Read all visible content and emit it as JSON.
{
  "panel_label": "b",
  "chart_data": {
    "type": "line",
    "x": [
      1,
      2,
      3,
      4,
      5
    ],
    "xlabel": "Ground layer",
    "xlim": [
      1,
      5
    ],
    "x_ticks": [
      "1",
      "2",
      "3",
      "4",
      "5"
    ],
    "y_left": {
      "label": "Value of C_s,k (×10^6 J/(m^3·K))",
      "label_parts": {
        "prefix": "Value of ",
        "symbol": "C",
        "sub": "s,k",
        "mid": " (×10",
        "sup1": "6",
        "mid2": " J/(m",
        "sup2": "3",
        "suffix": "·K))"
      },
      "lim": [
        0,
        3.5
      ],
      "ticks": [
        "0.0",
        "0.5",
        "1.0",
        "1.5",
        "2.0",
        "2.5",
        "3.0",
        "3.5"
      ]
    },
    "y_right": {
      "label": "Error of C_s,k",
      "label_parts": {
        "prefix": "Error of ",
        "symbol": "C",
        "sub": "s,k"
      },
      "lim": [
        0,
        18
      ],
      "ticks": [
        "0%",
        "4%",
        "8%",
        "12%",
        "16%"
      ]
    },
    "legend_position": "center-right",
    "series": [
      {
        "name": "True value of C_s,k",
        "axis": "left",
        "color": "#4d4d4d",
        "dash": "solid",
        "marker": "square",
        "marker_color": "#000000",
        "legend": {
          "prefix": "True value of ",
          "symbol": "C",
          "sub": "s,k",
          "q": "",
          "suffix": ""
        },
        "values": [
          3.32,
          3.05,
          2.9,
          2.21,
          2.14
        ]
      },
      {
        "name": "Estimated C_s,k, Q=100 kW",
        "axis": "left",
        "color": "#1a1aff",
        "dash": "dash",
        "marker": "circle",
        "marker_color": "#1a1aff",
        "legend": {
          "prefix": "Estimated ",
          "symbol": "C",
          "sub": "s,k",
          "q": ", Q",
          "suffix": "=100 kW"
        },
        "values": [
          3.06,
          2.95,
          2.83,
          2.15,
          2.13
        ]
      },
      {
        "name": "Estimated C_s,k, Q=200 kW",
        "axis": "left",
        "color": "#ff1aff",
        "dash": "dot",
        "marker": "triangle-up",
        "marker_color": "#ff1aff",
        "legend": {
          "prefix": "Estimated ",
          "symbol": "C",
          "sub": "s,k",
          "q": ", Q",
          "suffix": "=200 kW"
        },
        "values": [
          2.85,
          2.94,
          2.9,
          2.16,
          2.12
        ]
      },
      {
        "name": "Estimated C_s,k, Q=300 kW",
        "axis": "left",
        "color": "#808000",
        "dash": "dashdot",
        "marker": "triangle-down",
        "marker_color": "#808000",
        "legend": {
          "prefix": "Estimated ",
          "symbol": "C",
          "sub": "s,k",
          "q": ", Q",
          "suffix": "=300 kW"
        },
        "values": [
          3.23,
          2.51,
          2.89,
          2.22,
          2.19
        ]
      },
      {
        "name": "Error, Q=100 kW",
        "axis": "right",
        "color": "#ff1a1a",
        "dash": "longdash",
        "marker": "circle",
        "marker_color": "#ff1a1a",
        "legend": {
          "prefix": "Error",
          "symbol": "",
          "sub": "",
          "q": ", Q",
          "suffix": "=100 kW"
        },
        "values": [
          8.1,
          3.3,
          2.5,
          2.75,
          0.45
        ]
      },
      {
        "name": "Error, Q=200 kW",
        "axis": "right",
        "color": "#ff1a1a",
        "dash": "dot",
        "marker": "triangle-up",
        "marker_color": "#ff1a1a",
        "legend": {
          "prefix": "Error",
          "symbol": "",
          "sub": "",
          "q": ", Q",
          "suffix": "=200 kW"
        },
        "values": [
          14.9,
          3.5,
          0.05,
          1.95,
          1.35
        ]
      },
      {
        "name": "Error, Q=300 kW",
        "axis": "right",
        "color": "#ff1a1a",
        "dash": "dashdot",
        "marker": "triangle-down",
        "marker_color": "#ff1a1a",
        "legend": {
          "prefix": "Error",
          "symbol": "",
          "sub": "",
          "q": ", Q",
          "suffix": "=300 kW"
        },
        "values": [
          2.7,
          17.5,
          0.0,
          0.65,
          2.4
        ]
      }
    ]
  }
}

» EXERCISE OBJECTIVE
Copy out all of the records above with nothing altered.

» IN RESPONSE
Read all visible content and emit it as JSON.
{
  "panel_label": "b",
  "chart_data": {
    "type": "line",
    "x": [
      1,
      2,
      3,
      4,
      5
    ],
    "xlabel": "Ground layer",
    "xlim": [
      1,
      5
    ],
    "x_ticks": [
      "1",
      "2",
      "3",
      "4",
      "5"
    ],
    "y_left": {
      "label": "Value of C_s,k (×10^6 J/(m^3·K))",
      "label_parts": {
        "prefix": "Value of ",
        "symbol": "C",
        "sub": "s,k",
        "mid": " (×10",
        "sup1": "6",
        "mid2": " J/(m",
        "sup2": "3",
        "suffix": "·K))"
      },
      "lim": [
        0,
        3.5
      ],
      "ticks": [
        "0.0",
        "0.5",
        "1.0",
        "1.5",
        "2.0",
        "2.5",
        "3.0",
        "3.5"
      ]
    },
    "y_right": {
      "label": "Error of C_s,k",
      "label_parts": {
        "prefix": "Error of ",
        "symbol": "C",
        "sub": "s,k"
      },
      "lim": [
        0,
        18
      ],
      "ticks": [
        "0%",
        "4%",
        "8%",
        "12%",
        "16%"
      ]
    },
    "legend_position": "center-right",
    "series": [
      {
        "name": "True value of C_s,k",
        "axis": "left",
        "color": "#4d4d4d",
        "dash": "solid",
        "marker": "square",
        "marker_color": "#000000",
        "legend": {
          "prefix": "True value of ",
          "symbol": "C",
          "sub": "s,k",
          "q": "",
          "suffix": ""
        },
        "values": [
          3.32,
          3.05,
          2.9,
          2.21,
          2.14
        ]
      },
      {
        "name": "Estimated C_s,k, Q=100 kW",
        "axis": "left",
        "color": "#1a1aff",
        "dash": "dash",
        "marker": "circle",
        "marker_color": "#1a1aff",
        "legend": {
          "prefix": "Estimated ",
          "symbol": "C",
          "sub": "s,k",
          "q": ", Q",
          "suffix": "=100 kW"
        },
        "values": [
          3.06,
          2.95,
          2.83,
          2.15,
          2.13
        ]
      },
      {
        "name": "Estimated C_s,k, Q=200 kW",
        "axis": "left",
        "color": "#ff1aff",
        "dash": "dot",
        "marker": "triangle-up",
        "marker_color": "#ff1aff",
        "legend": {
          "prefix": "Estimated ",
          "symbol": "C",
          "sub": "s,k",
          "q": ", Q",
          "suffix": "=200 kW"
        },
        "values": [
          2.85,
          2.94,
          2.9,
          2.16,
          2.12
        ]
      },
      {
        "name": "Estimated C_s,k, Q=300 kW",
        "axis": "left",
        "color": "#808000",
        "dash": "dashdot",
        "marker": "triangle-down",
        "marker_color": "#808000",
        "legend": {
          "prefix": "Estimated ",
          "symbol": "C",
          "sub": "s,k",
          "q": ", Q",
          "suffix": "=300 kW"
        },
        "values": [
          3.23,
          2.51,
          2.89,
          2.22,
          2.19
        ]
      },
      {
        "name": "Error, Q=100 kW",
        "axis": "right",
        "color": "#ff1a1a",
        "dash": "longdash",
        "marker": "circle",
        "marker_color": "#ff1a1a",
        "legend": {
          "prefix": "Error",
          "symbol": "",
          "sub": "",
          "q": ", Q",
          "suffix": "=100 kW"
        },
        "values": [
          8.1,
          3.3,
          2.5,
          2.75,
          0.45
        ]
      },
      {
        "name": "Error, Q=200 kW",
        "axis": "right",
        "color": "#ff1a1a",
        "dash": "dot",
        "marker": "triangle-up",
        "marker_color": "#ff1a1a",
        "legend": {
          "prefix": "Error",
          "symbol": "",
          "sub": "",
          "q": ", Q",
          "suffix": "=200 kW"
        },
        "values": [
          14.9,
          3.5,
          0.05,
          1.95,
          1.35
        ]
      },
      {
        "name": "Error, Q=300 kW",
        "axis": "right",
        "color": "#ff1a1a",
        "dash": "dashdot",
        "marker": "triangle-down",
        "marker_color": "#ff1a1a",
        "legend": {
          "prefix": "Error",
          "symbol": "",
          "sub": "",
          "q": ", Q",
          "suffix": "=300 kW"
        },
        "values": [
          2.7,
          17.5,
          0.0,
          0.65,
          2.4
        ]
      }
    ]
  }
}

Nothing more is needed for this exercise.